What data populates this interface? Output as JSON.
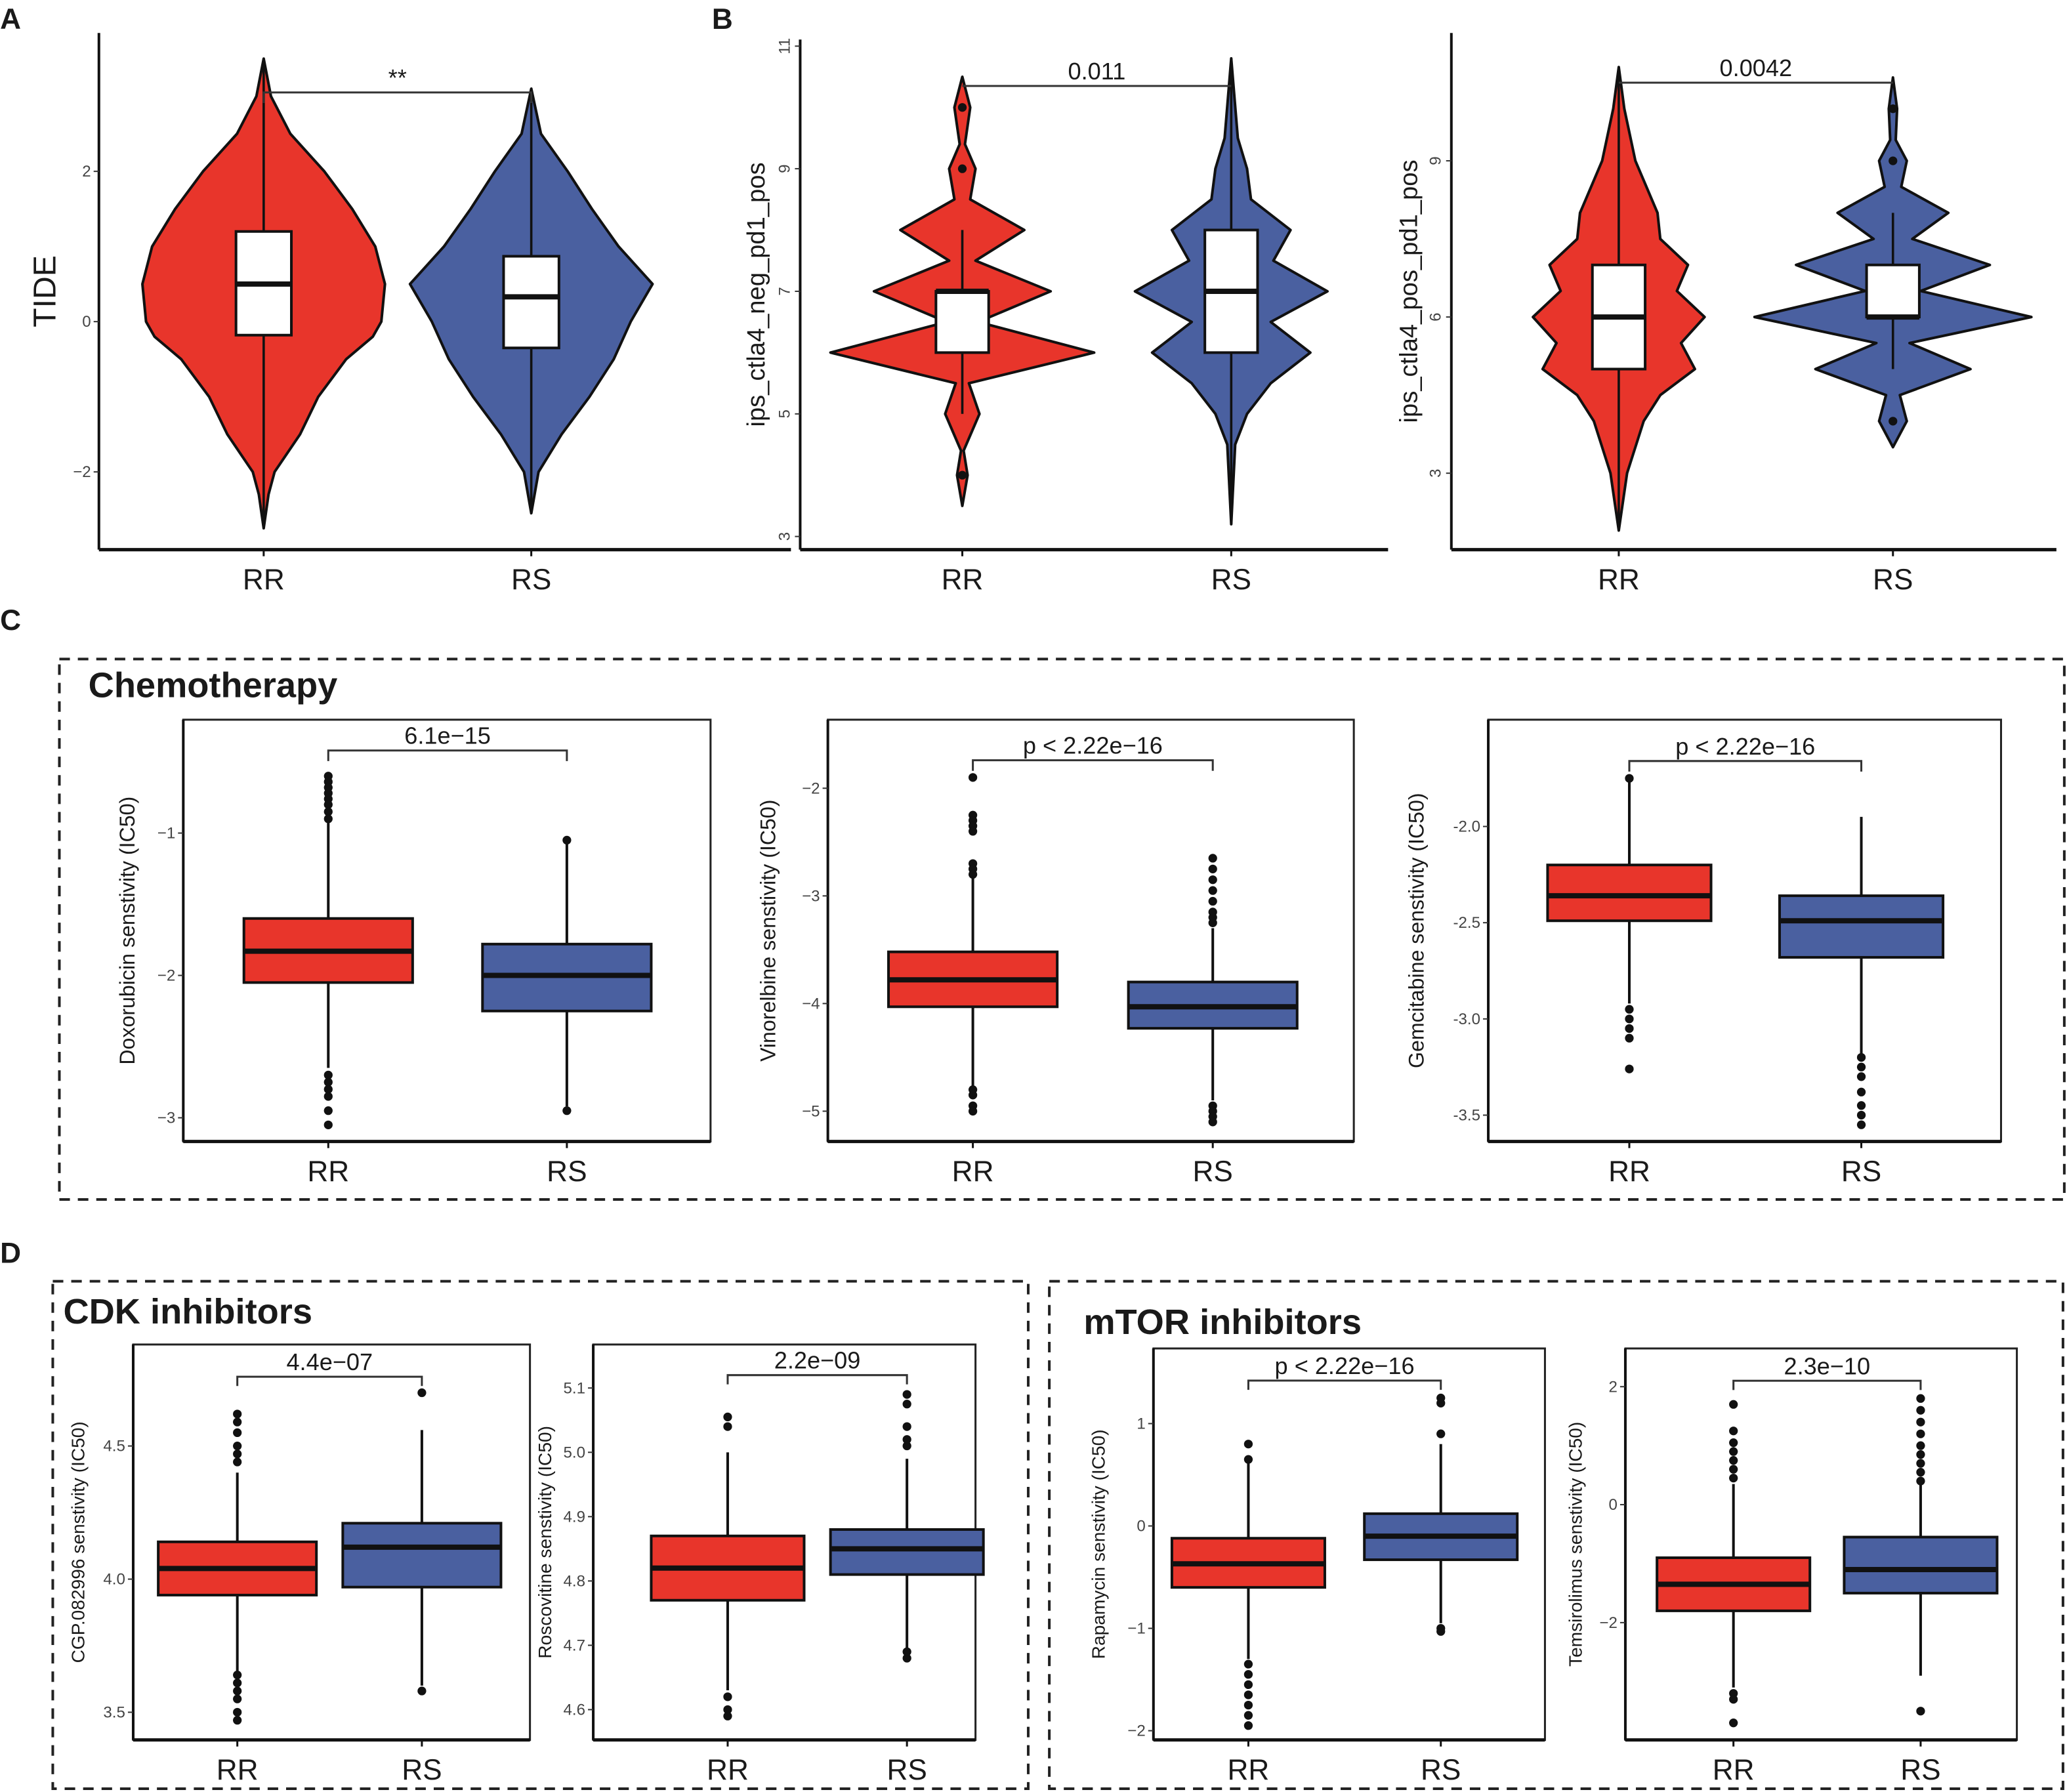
{
  "colors": {
    "RR": "#E8352B",
    "RS": "#4A60A0"
  },
  "panel_letters": [
    "A",
    "B",
    "C",
    "D"
  ],
  "group_titles": {
    "chemo": "Chemotherapy",
    "cdk": "CDK inhibitors",
    "mtor": "mTOR inhibitors"
  },
  "chart_data": [
    {
      "id": "A",
      "type": "violin",
      "ylabel": "TIDE",
      "categories": [
        "RR",
        "RS"
      ],
      "yticks": [
        -2,
        0,
        2
      ],
      "pvalue": "**",
      "bracket_y": 3.05,
      "groups": [
        {
          "name": "RR",
          "q1": -0.18,
          "median": 0.5,
          "q3": 1.2,
          "whisker_low": -2.75,
          "whisker_high": 3.5,
          "outliers": [],
          "violin": [
            [
              -2.75,
              0
            ],
            [
              -2.3,
              0.04
            ],
            [
              -2,
              0.09
            ],
            [
              -1.5,
              0.3
            ],
            [
              -1,
              0.45
            ],
            [
              -0.5,
              0.68
            ],
            [
              -0.2,
              0.9
            ],
            [
              0,
              0.97
            ],
            [
              0.5,
              1
            ],
            [
              1,
              0.92
            ],
            [
              1.5,
              0.73
            ],
            [
              2,
              0.5
            ],
            [
              2.5,
              0.22
            ],
            [
              3,
              0.06
            ],
            [
              3.5,
              0
            ]
          ]
        },
        {
          "name": "RS",
          "q1": -0.35,
          "median": 0.33,
          "q3": 0.87,
          "whisker_low": -2.55,
          "whisker_high": 3.1,
          "outliers": [],
          "violin": [
            [
              -2.55,
              0
            ],
            [
              -2,
              0.06
            ],
            [
              -1.5,
              0.25
            ],
            [
              -1,
              0.48
            ],
            [
              -0.5,
              0.68
            ],
            [
              0,
              0.82
            ],
            [
              0.5,
              1
            ],
            [
              1,
              0.72
            ],
            [
              1.5,
              0.5
            ],
            [
              2,
              0.3
            ],
            [
              2.5,
              0.08
            ],
            [
              3.1,
              0
            ]
          ]
        }
      ]
    },
    {
      "id": "B1",
      "type": "violin",
      "ylabel": "ips_ctla4_neg_pd1_pos",
      "categories": [
        "RR",
        "RS"
      ],
      "yticks": [
        3,
        5,
        7,
        9,
        11
      ],
      "pvalue": "0.011",
      "bracket_y": 10.35,
      "groups": [
        {
          "name": "RR",
          "q1": 6,
          "median": 7,
          "q3": 7,
          "whisker_low": 5,
          "whisker_high": 8,
          "outliers": [
            4,
            9,
            10
          ],
          "violin": [
            [
              3.5,
              0
            ],
            [
              4,
              0.04
            ],
            [
              4.4,
              0.01
            ],
            [
              5,
              0.13
            ],
            [
              5.5,
              0.05
            ],
            [
              6,
              1
            ],
            [
              6.5,
              0.12
            ],
            [
              7,
              0.67
            ],
            [
              7.5,
              0.1
            ],
            [
              8,
              0.47
            ],
            [
              8.5,
              0.06
            ],
            [
              9,
              0.1
            ],
            [
              9.4,
              0.02
            ],
            [
              10,
              0.06
            ],
            [
              10.5,
              0
            ]
          ]
        },
        {
          "name": "RS",
          "q1": 6,
          "median": 7,
          "q3": 8,
          "whisker_low": 3.2,
          "whisker_high": 10.8,
          "outliers": [],
          "violin": [
            [
              3.2,
              0
            ],
            [
              4.5,
              0.03
            ],
            [
              5,
              0.12
            ],
            [
              5.5,
              0.3
            ],
            [
              6,
              0.6
            ],
            [
              6.5,
              0.3
            ],
            [
              7,
              0.73
            ],
            [
              7.5,
              0.32
            ],
            [
              8,
              0.45
            ],
            [
              8.5,
              0.15
            ],
            [
              9,
              0.12
            ],
            [
              9.5,
              0.05
            ],
            [
              10.8,
              0
            ]
          ]
        }
      ]
    },
    {
      "id": "B2",
      "type": "violin",
      "ylabel": "ips_ctla4_pos_pd1_pos",
      "categories": [
        "RR",
        "RS"
      ],
      "yticks": [
        3,
        6,
        9
      ],
      "pvalue": "0.0042",
      "bracket_y": 10.5,
      "groups": [
        {
          "name": "RR",
          "q1": 5,
          "median": 6,
          "q3": 7,
          "whisker_low": 1.9,
          "whisker_high": 10.8,
          "outliers": [],
          "violin": [
            [
              1.9,
              0
            ],
            [
              3,
              0.06
            ],
            [
              4,
              0.18
            ],
            [
              4.5,
              0.3
            ],
            [
              5,
              0.55
            ],
            [
              5.5,
              0.45
            ],
            [
              6,
              0.62
            ],
            [
              6.5,
              0.42
            ],
            [
              7,
              0.5
            ],
            [
              7.5,
              0.3
            ],
            [
              8,
              0.28
            ],
            [
              9,
              0.12
            ],
            [
              10,
              0.04
            ],
            [
              10.8,
              0
            ]
          ]
        },
        {
          "name": "RS",
          "q1": 6,
          "median": 6,
          "q3": 7,
          "whisker_low": 5,
          "whisker_high": 8,
          "outliers": [
            4,
            9,
            10
          ],
          "violin": [
            [
              3.5,
              0
            ],
            [
              4,
              0.1
            ],
            [
              4.5,
              0.05
            ],
            [
              5,
              0.56
            ],
            [
              5.5,
              0.12
            ],
            [
              6,
              1
            ],
            [
              6.5,
              0.2
            ],
            [
              7,
              0.7
            ],
            [
              7.5,
              0.14
            ],
            [
              8,
              0.4
            ],
            [
              8.5,
              0.06
            ],
            [
              9,
              0.1
            ],
            [
              9.4,
              0.02
            ],
            [
              10,
              0.03
            ],
            [
              10.6,
              0
            ]
          ]
        }
      ]
    },
    {
      "id": "C1",
      "type": "box",
      "ylabel": "Doxorubicin senstivity (IC50)",
      "categories": [
        "RR",
        "RS"
      ],
      "yticks": [
        -3,
        -2,
        -1
      ],
      "pvalue": "6.1e−15",
      "bracket_y": -0.42,
      "groups": [
        {
          "name": "RR",
          "q1": -2.05,
          "median": -1.83,
          "q3": -1.6,
          "whisker_low": -2.65,
          "whisker_high": -0.93,
          "outliers": [
            -0.6,
            -0.64,
            -0.68,
            -0.72,
            -0.76,
            -0.8,
            -0.85,
            -0.9,
            -2.7,
            -2.75,
            -2.8,
            -2.85,
            -2.95,
            -3.05
          ]
        },
        {
          "name": "RS",
          "q1": -2.25,
          "median": -2.0,
          "q3": -1.78,
          "whisker_low": -2.92,
          "whisker_high": -1.05,
          "outliers": [
            -1.05,
            -2.95
          ]
        }
      ]
    },
    {
      "id": "C2",
      "type": "box",
      "ylabel": "Vinorelbine senstivity (IC50)",
      "categories": [
        "RR",
        "RS"
      ],
      "yticks": [
        -5,
        -4,
        -3,
        -2
      ],
      "pvalue": "p < 2.22e−16",
      "bracket_y": -1.74,
      "groups": [
        {
          "name": "RR",
          "q1": -4.03,
          "median": -3.78,
          "q3": -3.52,
          "whisker_low": -4.8,
          "whisker_high": -2.8,
          "outliers": [
            -1.9,
            -2.25,
            -2.3,
            -2.35,
            -2.4,
            -2.7,
            -2.75,
            -2.8,
            -4.8,
            -4.85,
            -4.95,
            -5.0
          ]
        },
        {
          "name": "RS",
          "q1": -4.23,
          "median": -4.03,
          "q3": -3.8,
          "whisker_low": -4.9,
          "whisker_high": -3.3,
          "outliers": [
            -2.65,
            -2.75,
            -2.85,
            -2.95,
            -3.05,
            -3.15,
            -3.2,
            -3.25,
            -4.95,
            -5.0,
            -5.05,
            -5.1
          ]
        }
      ]
    },
    {
      "id": "C3",
      "type": "box",
      "ylabel": "Gemcitabine senstivity (IC50)",
      "categories": [
        "RR",
        "RS"
      ],
      "yticks": [
        -3.5,
        -3.0,
        -2.5,
        -2.0
      ],
      "ytick_labels": [
        "-3.5",
        "-3.0",
        "-2.5",
        "-2.0"
      ],
      "pvalue": "p < 2.22e−16",
      "bracket_y": -1.66,
      "groups": [
        {
          "name": "RR",
          "q1": -2.49,
          "median": -2.36,
          "q3": -2.2,
          "whisker_low": -2.92,
          "whisker_high": -1.75,
          "outliers": [
            -1.75,
            -2.95,
            -3.0,
            -3.05,
            -3.1,
            -3.26
          ]
        },
        {
          "name": "RS",
          "q1": -2.68,
          "median": -2.49,
          "q3": -2.36,
          "whisker_low": -3.18,
          "whisker_high": -1.95,
          "outliers": [
            -3.2,
            -3.25,
            -3.3,
            -3.38,
            -3.45,
            -3.5,
            -3.55
          ]
        }
      ]
    },
    {
      "id": "D1",
      "type": "box",
      "ylabel": "CGP.082996 senstivity (IC50)",
      "categories": [
        "RR",
        "RS"
      ],
      "yticks": [
        3.5,
        4.0,
        4.5
      ],
      "ytick_labels": [
        "3.5",
        "4.0",
        "4.5"
      ],
      "pvalue": "4.4e−07",
      "bracket_y": 4.76,
      "groups": [
        {
          "name": "RR",
          "q1": 3.94,
          "median": 4.04,
          "q3": 4.14,
          "whisker_low": 3.65,
          "whisker_high": 4.4,
          "outliers": [
            4.44,
            4.47,
            4.5,
            4.55,
            4.59,
            4.62,
            3.47,
            3.5,
            3.55,
            3.58,
            3.61,
            3.64
          ]
        },
        {
          "name": "RS",
          "q1": 3.97,
          "median": 4.12,
          "q3": 4.21,
          "whisker_low": 3.6,
          "whisker_high": 4.56,
          "outliers": [
            4.7,
            3.58
          ]
        }
      ]
    },
    {
      "id": "D2",
      "type": "box",
      "ylabel": "Roscovitine senstivity (IC50)",
      "categories": [
        "RR",
        "RS"
      ],
      "yticks": [
        4.6,
        4.7,
        4.8,
        4.9,
        5.0,
        5.1
      ],
      "ytick_labels": [
        "4.6",
        "4.7",
        "4.8",
        "4.9",
        "5.0",
        "5.1"
      ],
      "pvalue": "2.2e−09",
      "bracket_y": 5.12,
      "groups": [
        {
          "name": "RR",
          "q1": 4.77,
          "median": 4.82,
          "q3": 4.87,
          "whisker_low": 4.63,
          "whisker_high": 5.0,
          "outliers": [
            5.04,
            5.055,
            4.62,
            4.6,
            4.59
          ]
        },
        {
          "name": "RS",
          "q1": 4.81,
          "median": 4.85,
          "q3": 4.88,
          "whisker_low": 4.69,
          "whisker_high": 4.99,
          "outliers": [
            5.01,
            5.02,
            5.04,
            5.075,
            5.09,
            4.68,
            4.69
          ]
        }
      ]
    },
    {
      "id": "D3",
      "type": "box",
      "ylabel": "Rapamycin senstivity (IC50)",
      "categories": [
        "RR",
        "RS"
      ],
      "yticks": [
        -2,
        -1,
        0,
        1
      ],
      "pvalue": "p < 2.22e−16",
      "bracket_y": 1.42,
      "groups": [
        {
          "name": "RR",
          "q1": -0.6,
          "median": -0.37,
          "q3": -0.12,
          "whisker_low": -1.3,
          "whisker_high": 0.65,
          "outliers": [
            0.8,
            0.65,
            -1.35,
            -1.45,
            -1.55,
            -1.65,
            -1.75,
            -1.85,
            -1.95
          ]
        },
        {
          "name": "RS",
          "q1": -0.33,
          "median": -0.1,
          "q3": 0.12,
          "whisker_low": -0.95,
          "whisker_high": 0.8,
          "outliers": [
            0.9,
            1.2,
            1.25,
            -1.0,
            -1.03
          ]
        }
      ]
    },
    {
      "id": "D4",
      "type": "box",
      "ylabel": "Temsirolimus senstivity (IC50)",
      "categories": [
        "RR",
        "RS"
      ],
      "yticks": [
        -2,
        0,
        2
      ],
      "pvalue": "2.3e−10",
      "bracket_y": 2.1,
      "groups": [
        {
          "name": "RR",
          "q1": -1.8,
          "median": -1.35,
          "q3": -0.9,
          "whisker_low": -3.1,
          "whisker_high": 0.35,
          "outliers": [
            0.45,
            0.6,
            0.75,
            0.9,
            1.05,
            1.25,
            1.7,
            -3.2,
            -3.3,
            -3.7
          ]
        },
        {
          "name": "RS",
          "q1": -1.5,
          "median": -1.1,
          "q3": -0.55,
          "whisker_low": -2.9,
          "whisker_high": 0.35,
          "outliers": [
            0.4,
            0.55,
            0.7,
            0.85,
            1.0,
            1.2,
            1.4,
            1.6,
            1.8,
            -3.5
          ]
        }
      ]
    }
  ]
}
━━━━
Goal:
Look through the entries above and report each line where the string "ylabel" occurs.

Answer in full:
      "ylabel": "TIDE",
      "ylabel": "ips_ctla4_neg_pd1_pos",
      "ylabel": "ips_ctla4_pos_pd1_pos",
      "ylabel": "Doxorubicin senstivity (IC50)",
      "ylabel": "Vinorelbine senstivity (IC50)",
      "ylabel": "Gemcitabine senstivity (IC50)",
      "ylabel": "CGP.082996 senstivity (IC50)",
      "ylabel": "Roscovitine senstivity (IC50)",
      "ylabel": "Rapamycin senstivity (IC50)",
      "ylabel": "Temsirolimus senstivity (IC50)",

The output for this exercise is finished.